— begin —

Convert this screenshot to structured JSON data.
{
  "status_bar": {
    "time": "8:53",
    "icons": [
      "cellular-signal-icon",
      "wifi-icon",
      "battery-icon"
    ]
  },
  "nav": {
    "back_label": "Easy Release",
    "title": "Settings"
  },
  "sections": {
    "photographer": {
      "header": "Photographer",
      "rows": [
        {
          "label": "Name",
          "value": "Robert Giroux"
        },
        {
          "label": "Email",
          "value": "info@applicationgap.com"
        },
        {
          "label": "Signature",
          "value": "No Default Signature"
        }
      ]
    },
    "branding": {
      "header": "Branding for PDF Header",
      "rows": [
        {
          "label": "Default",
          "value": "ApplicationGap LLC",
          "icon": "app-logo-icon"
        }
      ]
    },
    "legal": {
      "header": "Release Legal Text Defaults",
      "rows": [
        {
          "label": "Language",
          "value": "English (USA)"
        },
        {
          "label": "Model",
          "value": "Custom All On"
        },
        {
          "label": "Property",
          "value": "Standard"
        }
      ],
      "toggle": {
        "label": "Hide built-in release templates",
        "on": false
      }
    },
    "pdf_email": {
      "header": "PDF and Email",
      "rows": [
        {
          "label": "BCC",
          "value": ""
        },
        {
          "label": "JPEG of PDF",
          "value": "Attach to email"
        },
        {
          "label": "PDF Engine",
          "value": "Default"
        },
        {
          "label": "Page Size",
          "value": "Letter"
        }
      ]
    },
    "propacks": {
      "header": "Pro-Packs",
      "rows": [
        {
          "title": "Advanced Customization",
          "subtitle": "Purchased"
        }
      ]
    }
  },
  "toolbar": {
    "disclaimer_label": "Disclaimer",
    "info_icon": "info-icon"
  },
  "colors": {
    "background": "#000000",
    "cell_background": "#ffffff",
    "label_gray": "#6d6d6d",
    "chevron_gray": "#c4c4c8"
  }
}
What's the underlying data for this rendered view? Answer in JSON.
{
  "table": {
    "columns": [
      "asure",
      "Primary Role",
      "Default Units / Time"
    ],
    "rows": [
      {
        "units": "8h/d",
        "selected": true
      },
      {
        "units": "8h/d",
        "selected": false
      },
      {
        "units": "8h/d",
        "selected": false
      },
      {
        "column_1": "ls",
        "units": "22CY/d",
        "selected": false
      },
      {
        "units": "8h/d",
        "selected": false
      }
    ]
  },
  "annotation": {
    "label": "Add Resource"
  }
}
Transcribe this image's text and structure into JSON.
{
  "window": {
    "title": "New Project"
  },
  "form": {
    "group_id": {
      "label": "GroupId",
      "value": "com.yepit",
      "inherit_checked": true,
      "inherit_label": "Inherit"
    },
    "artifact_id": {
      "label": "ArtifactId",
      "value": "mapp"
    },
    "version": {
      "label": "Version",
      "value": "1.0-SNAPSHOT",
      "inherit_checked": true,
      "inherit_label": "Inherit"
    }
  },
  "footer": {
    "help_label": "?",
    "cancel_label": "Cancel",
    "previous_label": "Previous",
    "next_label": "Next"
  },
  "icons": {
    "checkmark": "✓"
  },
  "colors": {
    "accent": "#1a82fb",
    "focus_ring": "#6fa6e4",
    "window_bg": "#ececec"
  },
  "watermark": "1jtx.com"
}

— end —

▶ [Task prompt]:
Repeat the entries above exactly, leaving nothing out.

▶ [Result for this task]:
Convert this screenshot to structured JSON data.
{
  "status_bar": {
    "time": "8:53",
    "icons": [
      "cellular-signal-icon",
      "wifi-icon",
      "battery-icon"
    ]
  },
  "nav": {
    "back_label": "Easy Release",
    "title": "Settings"
  },
  "sections": {
    "photographer": {
      "header": "Photographer",
      "rows": [
        {
          "label": "Name",
          "value": "Robert Giroux"
        },
        {
          "label": "Email",
          "value": "info@applicationgap.com"
        },
        {
          "label": "Signature",
          "value": "No Default Signature"
        }
      ]
    },
    "branding": {
      "header": "Branding for PDF Header",
      "rows": [
        {
          "label": "Default",
          "value": "ApplicationGap LLC",
          "icon": "app-logo-icon"
        }
      ]
    },
    "legal": {
      "header": "Release Legal Text Defaults",
      "rows": [
        {
          "label": "Language",
          "value": "English (USA)"
        },
        {
          "label": "Model",
          "value": "Custom All On"
        },
        {
          "label": "Property",
          "value": "Standard"
        }
      ],
      "toggle": {
        "label": "Hide built-in release templates",
        "on": false
      }
    },
    "pdf_email": {
      "header": "PDF and Email",
      "rows": [
        {
          "label": "BCC",
          "value": ""
        },
        {
          "label": "JPEG of PDF",
          "value": "Attach to email"
        },
        {
          "label": "PDF Engine",
          "value": "Default"
        },
        {
          "label": "Page Size",
          "value": "Letter"
        }
      ]
    },
    "propacks": {
      "header": "Pro-Packs",
      "rows": [
        {
          "title": "Advanced Customization",
          "subtitle": "Purchased"
        }
      ]
    }
  },
  "toolbar": {
    "disclaimer_label": "Disclaimer",
    "info_icon": "info-icon"
  },
  "colors": {
    "background": "#000000",
    "cell_background": "#ffffff",
    "label_gray": "#6d6d6d",
    "chevron_gray": "#c4c4c8"
  }
}
What's the underlying data for this rendered view? Answer in JSON.
{
  "table": {
    "columns": [
      "asure",
      "Primary Role",
      "Default Units / Time"
    ],
    "rows": [
      {
        "units": "8h/d",
        "selected": true
      },
      {
        "units": "8h/d",
        "selected": false
      },
      {
        "units": "8h/d",
        "selected": false
      },
      {
        "column_1": "ls",
        "units": "22CY/d",
        "selected": false
      },
      {
        "units": "8h/d",
        "selected": false
      }
    ]
  },
  "annotation": {
    "label": "Add Resource"
  }
}
Transcribe this image's text and structure into JSON.
{
  "window": {
    "title": "New Project"
  },
  "form": {
    "group_id": {
      "label": "GroupId",
      "value": "com.yepit",
      "inherit_checked": true,
      "inherit_label": "Inherit"
    },
    "artifact_id": {
      "label": "ArtifactId",
      "value": "mapp"
    },
    "version": {
      "label": "Version",
      "value": "1.0-SNAPSHOT",
      "inherit_checked": true,
      "inherit_label": "Inherit"
    }
  },
  "footer": {
    "help_label": "?",
    "cancel_label": "Cancel",
    "previous_label": "Previous",
    "next_label": "Next"
  },
  "icons": {
    "checkmark": "✓"
  },
  "colors": {
    "accent": "#1a82fb",
    "focus_ring": "#6fa6e4",
    "window_bg": "#ececec"
  },
  "watermark": "1jtx.com"
}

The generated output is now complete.